(Raw records):
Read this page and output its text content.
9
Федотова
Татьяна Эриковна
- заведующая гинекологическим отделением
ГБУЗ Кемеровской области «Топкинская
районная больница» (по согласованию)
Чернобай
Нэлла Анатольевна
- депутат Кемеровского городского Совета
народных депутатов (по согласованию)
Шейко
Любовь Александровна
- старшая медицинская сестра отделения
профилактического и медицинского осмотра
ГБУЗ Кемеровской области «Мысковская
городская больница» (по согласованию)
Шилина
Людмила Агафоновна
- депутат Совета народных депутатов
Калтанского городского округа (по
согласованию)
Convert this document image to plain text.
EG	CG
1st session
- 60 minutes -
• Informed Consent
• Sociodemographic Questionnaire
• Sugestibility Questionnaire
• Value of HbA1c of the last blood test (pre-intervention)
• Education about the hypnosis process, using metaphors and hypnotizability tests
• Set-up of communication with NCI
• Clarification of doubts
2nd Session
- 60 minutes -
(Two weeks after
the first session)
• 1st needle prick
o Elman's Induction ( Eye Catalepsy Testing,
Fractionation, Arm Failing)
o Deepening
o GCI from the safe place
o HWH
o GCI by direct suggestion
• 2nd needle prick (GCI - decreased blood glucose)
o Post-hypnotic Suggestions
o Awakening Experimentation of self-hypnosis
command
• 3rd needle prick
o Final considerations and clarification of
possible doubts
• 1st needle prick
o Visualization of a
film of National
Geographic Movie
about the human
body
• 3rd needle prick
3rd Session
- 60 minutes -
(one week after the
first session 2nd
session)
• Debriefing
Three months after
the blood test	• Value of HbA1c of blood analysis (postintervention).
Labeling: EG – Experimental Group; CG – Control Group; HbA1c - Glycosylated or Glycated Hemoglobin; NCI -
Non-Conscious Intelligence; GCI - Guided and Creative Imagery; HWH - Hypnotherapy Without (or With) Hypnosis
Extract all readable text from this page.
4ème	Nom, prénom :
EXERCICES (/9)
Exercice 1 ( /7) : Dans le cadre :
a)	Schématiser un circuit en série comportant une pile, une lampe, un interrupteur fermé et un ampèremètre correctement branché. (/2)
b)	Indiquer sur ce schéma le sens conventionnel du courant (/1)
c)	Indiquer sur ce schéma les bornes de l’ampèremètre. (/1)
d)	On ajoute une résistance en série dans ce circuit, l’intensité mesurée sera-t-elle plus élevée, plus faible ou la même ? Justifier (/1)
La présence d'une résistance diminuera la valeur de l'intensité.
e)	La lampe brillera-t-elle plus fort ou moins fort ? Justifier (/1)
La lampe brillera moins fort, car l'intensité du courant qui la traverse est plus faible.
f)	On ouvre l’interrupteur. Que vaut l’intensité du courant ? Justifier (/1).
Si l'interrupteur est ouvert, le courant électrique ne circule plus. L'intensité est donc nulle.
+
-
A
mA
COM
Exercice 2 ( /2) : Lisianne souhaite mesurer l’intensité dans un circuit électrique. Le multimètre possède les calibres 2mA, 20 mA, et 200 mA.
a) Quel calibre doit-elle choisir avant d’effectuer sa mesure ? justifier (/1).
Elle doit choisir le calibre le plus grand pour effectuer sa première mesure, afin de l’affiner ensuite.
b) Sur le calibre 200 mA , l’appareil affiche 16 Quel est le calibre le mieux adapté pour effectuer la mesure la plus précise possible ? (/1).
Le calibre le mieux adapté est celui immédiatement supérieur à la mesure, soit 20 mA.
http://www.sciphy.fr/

(Written problem): Track down the lines that include the word "about" and copy them.

(Finished exercise):
• Education about the hypnosis process, using metaphors and hypnotizability tests
about the human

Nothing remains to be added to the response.